Monday, December 15, 2008

How low will mortgage rates go?

With economic conditions around the World deteriorating, it is likely there are more cuts to come as the RBA pulls out all the stops to try to avoid Australia dipping into recession. A big ask, but not impossible.
While that is good news for borrowers, experts who research the lenders say that even bigger savings can be made by shopping around with other lenders.
While going to a mortgage broker is convenient, be careful because they do not always offer the best deals.
Consumer watchdog Choice recently shopped around on behalf of three borrowers. It found the best deals came through switching to mortgages offered by credit unions and the online lending channels of the big banks. However, these deals were not always offered through mortgage brokers. Choice found credit unions and building societies have, on average, "lower variable interest rates and lower fees than the Big Four banks".
Frank Lopez, an analyst with researcher Cannex, says those who took out fixed-rate mortgages before the middle of the year when the expectation was for rate increases would be kicking themselves now rates are falling. "Borrowers on fixed rates likely face huge break costs if they want to get out to take advantage of further possible rate cuts," he says.
They need to carefully consider whether the savings in interest rates will outweigh the break costs.
With interest rates likely to fall further, choosing variable rates looks like the better option.
MORE FOR THE MONEY
Markets are pricing in rate cuts that will take the cash rate to 3.75 per cent during the next six months.
The Reserve Bank has indicated it is prepared to cut even further to head off the worst of the global financial crisis.

■ **Problems to work on**
- A) According to the article on mortgage rates, why are borrowers who took out fixed-rate mortgages before the middle of the year in a difficult position? Answer in one to three sentences.
- B) Answer these questions about the mortgage rates article:
(i) Which lenders did Choice find have, on average, lower variable interest rates and lower fees than the Big Four banks?
(ii) For which researcher is Frank Lopez an analyst?
(iii) What cash rate are markets pricing in over the next six months?
- C) Resume the mortgage rates article after its final sentence.

Element box annotations:
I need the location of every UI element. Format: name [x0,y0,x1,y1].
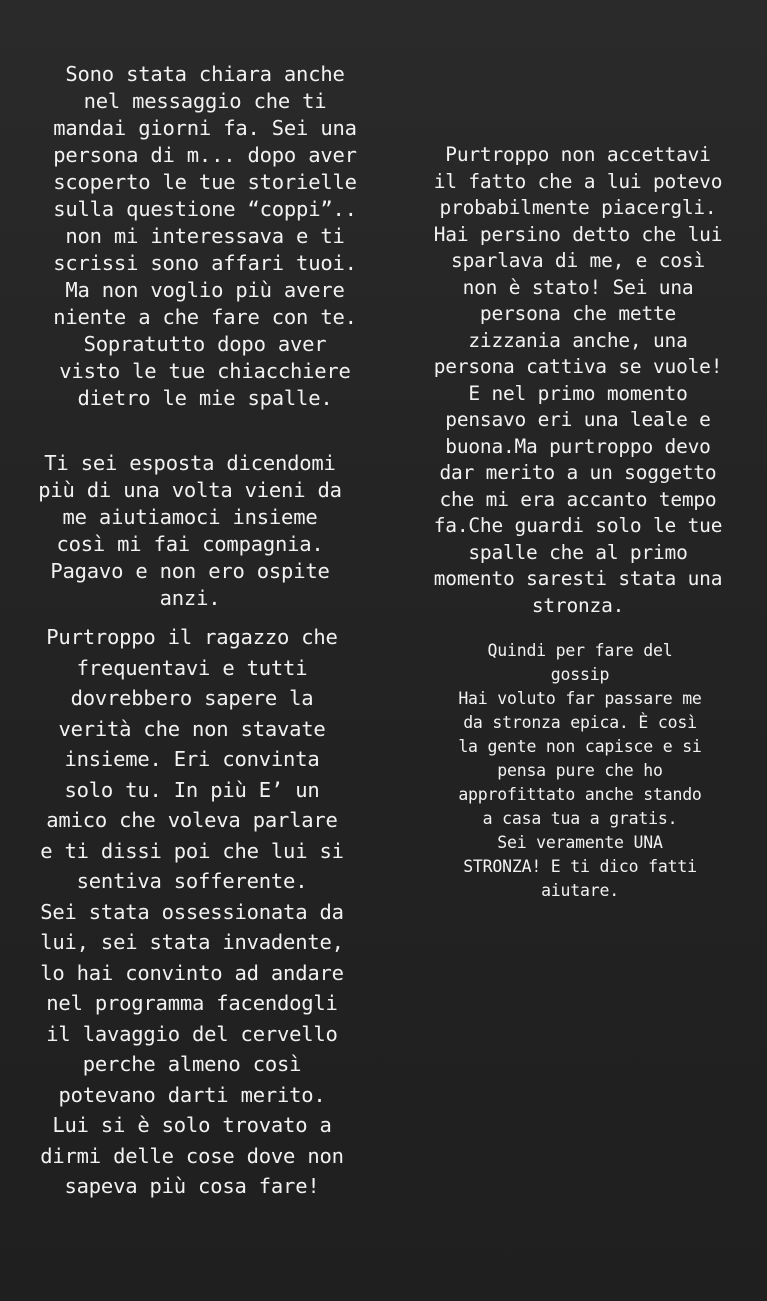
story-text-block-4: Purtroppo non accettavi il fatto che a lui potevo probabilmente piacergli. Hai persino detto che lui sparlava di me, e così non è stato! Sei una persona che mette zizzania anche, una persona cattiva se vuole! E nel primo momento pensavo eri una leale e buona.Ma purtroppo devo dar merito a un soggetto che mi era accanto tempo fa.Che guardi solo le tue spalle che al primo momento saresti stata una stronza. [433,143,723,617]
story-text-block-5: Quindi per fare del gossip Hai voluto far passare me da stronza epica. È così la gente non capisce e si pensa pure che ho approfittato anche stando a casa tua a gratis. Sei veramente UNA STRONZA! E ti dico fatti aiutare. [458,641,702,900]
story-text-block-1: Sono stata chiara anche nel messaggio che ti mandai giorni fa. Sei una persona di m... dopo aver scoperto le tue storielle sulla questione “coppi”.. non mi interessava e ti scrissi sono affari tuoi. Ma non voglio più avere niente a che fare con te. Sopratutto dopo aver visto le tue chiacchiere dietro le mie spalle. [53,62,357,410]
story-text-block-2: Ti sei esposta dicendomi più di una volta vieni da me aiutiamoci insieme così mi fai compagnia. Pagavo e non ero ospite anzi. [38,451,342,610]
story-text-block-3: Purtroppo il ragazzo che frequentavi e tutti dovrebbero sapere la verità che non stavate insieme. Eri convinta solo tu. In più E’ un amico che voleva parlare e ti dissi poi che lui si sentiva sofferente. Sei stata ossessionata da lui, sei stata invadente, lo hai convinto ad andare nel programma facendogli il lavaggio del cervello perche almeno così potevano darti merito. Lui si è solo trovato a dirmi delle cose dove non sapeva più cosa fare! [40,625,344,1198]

■ **Written answers**
- A) They locked in fixed rates when rates were expected to rise, and now rates are falling. Frank Lopez says they likely face huge break costs if they leave their fixed rates to take advantage of further rate cuts.

- B)
(i) Credit unions and building societies.
(ii) Cannex.
(iii) 3.75 per cent.

- C)
AMP Capital Investor's chief economist Shane Oliver says the cash rate will most probably reach a low of 3.75 per cent by September next year but the Reserve Bank may have to cut even more.
"Unfortunately, it now looks like we are on the way to a mild recession," Oliver says.
"The threat to growth domestically is far more significant than was the case when interest rates were lowered to 4.25 per cent in 2001, which was the last low for interest rates."
CommSec chief equities economist Craig James is expecting the cash rate to be cut by another 0.25 percentage point next month. The Reserve Bank may then "sit back and see what the impact is on the economy".
He says the Reserve Bank may have to reduce rates again next year and the cash rate may have to be cut to 4.5 per cent.
"The speed of developments has taken everybody by surprise," James says.
"Midyear the Reserve Bank still thought that the next move in rates would be up rather than down." However, it is possible that things could turn up just as quickly as they have turned down. But don't bet your mortgage on it.

Monday, December 08, 2008

Mortgage shoppers delight in variable rate mortgages, fixed rates are for losers

Fixed-rate mortgage borrowers face hefty fees if they want to switch to a standard variable loan. A massive interest rate cut lastweek has made more than 43,000 fixed rate home loan borrowers Australia's biggest losers.
The costs of exiting an average fixed-rate mortgage jumped to $18,000 because break fees for the loan rise as interest rates fall.
Banks charge break fees to exit fixed-rate home loans so they can meet interest payment obligations to term deposit customers.
The Reserve Bank of Australia (RBA) on Tuesday announced it would slash official interest rates by 100 basis points point to a six-and-a-half year low of 4.25 per cent.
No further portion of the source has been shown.